- [Given task]
Make an exact copy of the entries below.
────────────────────────────────────────
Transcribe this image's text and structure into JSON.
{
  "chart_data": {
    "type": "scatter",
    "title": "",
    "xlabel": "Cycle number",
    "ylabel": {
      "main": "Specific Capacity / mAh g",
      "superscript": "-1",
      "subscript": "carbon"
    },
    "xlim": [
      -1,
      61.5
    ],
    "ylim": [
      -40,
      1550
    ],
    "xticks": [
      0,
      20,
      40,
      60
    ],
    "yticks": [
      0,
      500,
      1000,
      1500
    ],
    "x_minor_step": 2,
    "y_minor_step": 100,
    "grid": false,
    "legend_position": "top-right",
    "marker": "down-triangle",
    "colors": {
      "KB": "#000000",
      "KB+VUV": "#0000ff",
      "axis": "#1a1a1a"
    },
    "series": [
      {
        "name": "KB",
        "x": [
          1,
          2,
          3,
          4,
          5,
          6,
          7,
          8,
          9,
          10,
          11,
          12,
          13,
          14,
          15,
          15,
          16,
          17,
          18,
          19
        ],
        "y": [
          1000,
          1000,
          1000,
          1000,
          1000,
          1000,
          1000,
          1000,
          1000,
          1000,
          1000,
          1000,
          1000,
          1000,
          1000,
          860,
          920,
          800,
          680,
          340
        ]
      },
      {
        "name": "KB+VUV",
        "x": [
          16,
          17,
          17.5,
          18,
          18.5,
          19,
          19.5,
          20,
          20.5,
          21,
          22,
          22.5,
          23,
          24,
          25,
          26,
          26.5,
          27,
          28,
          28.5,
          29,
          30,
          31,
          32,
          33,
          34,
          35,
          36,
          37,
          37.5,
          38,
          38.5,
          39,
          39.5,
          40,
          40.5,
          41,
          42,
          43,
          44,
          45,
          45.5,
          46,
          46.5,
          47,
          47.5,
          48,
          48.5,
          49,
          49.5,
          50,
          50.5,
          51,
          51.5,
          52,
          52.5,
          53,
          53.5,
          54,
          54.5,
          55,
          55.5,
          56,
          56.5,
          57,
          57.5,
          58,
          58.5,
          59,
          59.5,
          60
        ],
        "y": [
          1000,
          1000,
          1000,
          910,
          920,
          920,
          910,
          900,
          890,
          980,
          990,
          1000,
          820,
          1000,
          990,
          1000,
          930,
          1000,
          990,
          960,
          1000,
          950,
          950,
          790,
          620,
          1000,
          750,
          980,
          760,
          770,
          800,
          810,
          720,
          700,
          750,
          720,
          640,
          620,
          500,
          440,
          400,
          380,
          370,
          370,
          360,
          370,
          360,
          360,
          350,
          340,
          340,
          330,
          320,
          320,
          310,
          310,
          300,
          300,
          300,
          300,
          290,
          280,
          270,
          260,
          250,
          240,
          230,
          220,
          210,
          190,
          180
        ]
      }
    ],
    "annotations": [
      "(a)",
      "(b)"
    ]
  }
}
────────────────────────────────────────
- [Answer to this exercise]
Transcribe this image's text and structure into JSON.
{
  "chart_data": {
    "type": "scatter",
    "title": "",
    "xlabel": "Cycle number",
    "ylabel": {
      "main": "Specific Capacity / mAh g",
      "superscript": "-1",
      "subscript": "carbon"
    },
    "xlim": [
      -1,
      61.5
    ],
    "ylim": [
      -40,
      1550
    ],
    "xticks": [
      0,
      20,
      40,
      60
    ],
    "yticks": [
      0,
      500,
      1000,
      1500
    ],
    "x_minor_step": 2,
    "y_minor_step": 100,
    "grid": false,
    "legend_position": "top-right",
    "marker": "down-triangle",
    "colors": {
      "KB": "#000000",
      "KB+VUV": "#0000ff",
      "axis": "#1a1a1a"
    },
    "series": [
      {
        "name": "KB",
        "x": [
          1,
          2,
          3,
          4,
          5,
          6,
          7,
          8,
          9,
          10,
          11,
          12,
          13,
          14,
          15,
          15,
          16,
          17,
          18,
          19
        ],
        "y": [
          1000,
          1000,
          1000,
          1000,
          1000,
          1000,
          1000,
          1000,
          1000,
          1000,
          1000,
          1000,
          1000,
          1000,
          1000,
          860,
          920,
          800,
          680,
          340
        ]
      },
      {
        "name": "KB+VUV",
        "x": [
          16,
          17,
          17.5,
          18,
          18.5,
          19,
          19.5,
          20,
          20.5,
          21,
          22,
          22.5,
          23,
          24,
          25,
          26,
          26.5,
          27,
          28,
          28.5,
          29,
          30,
          31,
          32,
          33,
          34,
          35,
          36,
          37,
          37.5,
          38,
          38.5,
          39,
          39.5,
          40,
          40.5,
          41,
          42,
          43,
          44,
          45,
          45.5,
          46,
          46.5,
          47,
          47.5,
          48,
          48.5,
          49,
          49.5,
          50,
          50.5,
          51,
          51.5,
          52,
          52.5,
          53,
          53.5,
          54,
          54.5,
          55,
          55.5,
          56,
          56.5,
          57,
          57.5,
          58,
          58.5,
          59,
          59.5,
          60
        ],
        "y": [
          1000,
          1000,
          1000,
          910,
          920,
          920,
          910,
          900,
          890,
          980,
          990,
          1000,
          820,
          1000,
          990,
          1000,
          930,
          1000,
          990,
          960,
          1000,
          950,
          950,
          790,
          620,
          1000,
          750,
          980,
          760,
          770,
          800,
          810,
          720,
          700,
          750,
          720,
          640,
          620,
          500,
          440,
          400,
          380,
          370,
          370,
          360,
          370,
          360,
          360,
          350,
          340,
          340,
          330,
          320,
          320,
          310,
          310,
          300,
          300,
          300,
          300,
          290,
          280,
          270,
          260,
          250,
          240,
          230,
          220,
          210,
          190,
          180
        ]
      }
    ],
    "annotations": [
      "(a)",
      "(b)"
    ]
  }
}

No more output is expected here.